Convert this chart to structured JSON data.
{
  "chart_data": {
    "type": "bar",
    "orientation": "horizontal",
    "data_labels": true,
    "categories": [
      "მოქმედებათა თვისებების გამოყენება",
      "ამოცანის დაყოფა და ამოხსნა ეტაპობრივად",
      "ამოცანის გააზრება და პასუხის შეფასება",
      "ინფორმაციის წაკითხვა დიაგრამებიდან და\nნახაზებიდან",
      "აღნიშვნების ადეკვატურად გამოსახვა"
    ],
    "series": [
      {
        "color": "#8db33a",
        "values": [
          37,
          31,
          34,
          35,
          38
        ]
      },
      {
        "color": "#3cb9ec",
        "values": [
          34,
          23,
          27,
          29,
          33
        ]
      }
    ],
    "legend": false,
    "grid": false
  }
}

_ _ _ _ _ _ _

GIVEN PROBLEM: Extract every line above exactly as it stands.

REPLY:
Convert this chart to structured JSON data.
{
  "chart_data": {
    "type": "bar",
    "orientation": "horizontal",
    "data_labels": true,
    "categories": [
      "მოქმედებათა თვისებების გამოყენება",
      "ამოცანის დაყოფა და ამოხსნა ეტაპობრივად",
      "ამოცანის გააზრება და პასუხის შეფასება",
      "ინფორმაციის წაკითხვა დიაგრამებიდან და\nნახაზებიდან",
      "აღნიშვნების ადეკვატურად გამოსახვა"
    ],
    "series": [
      {
        "color": "#8db33a",
        "values": [
          37,
          31,
          34,
          35,
          38
        ]
      },
      {
        "color": "#3cb9ec",
        "values": [
          34,
          23,
          27,
          29,
          33
        ]
      }
    ],
    "legend": false,
    "grid": false
  }
}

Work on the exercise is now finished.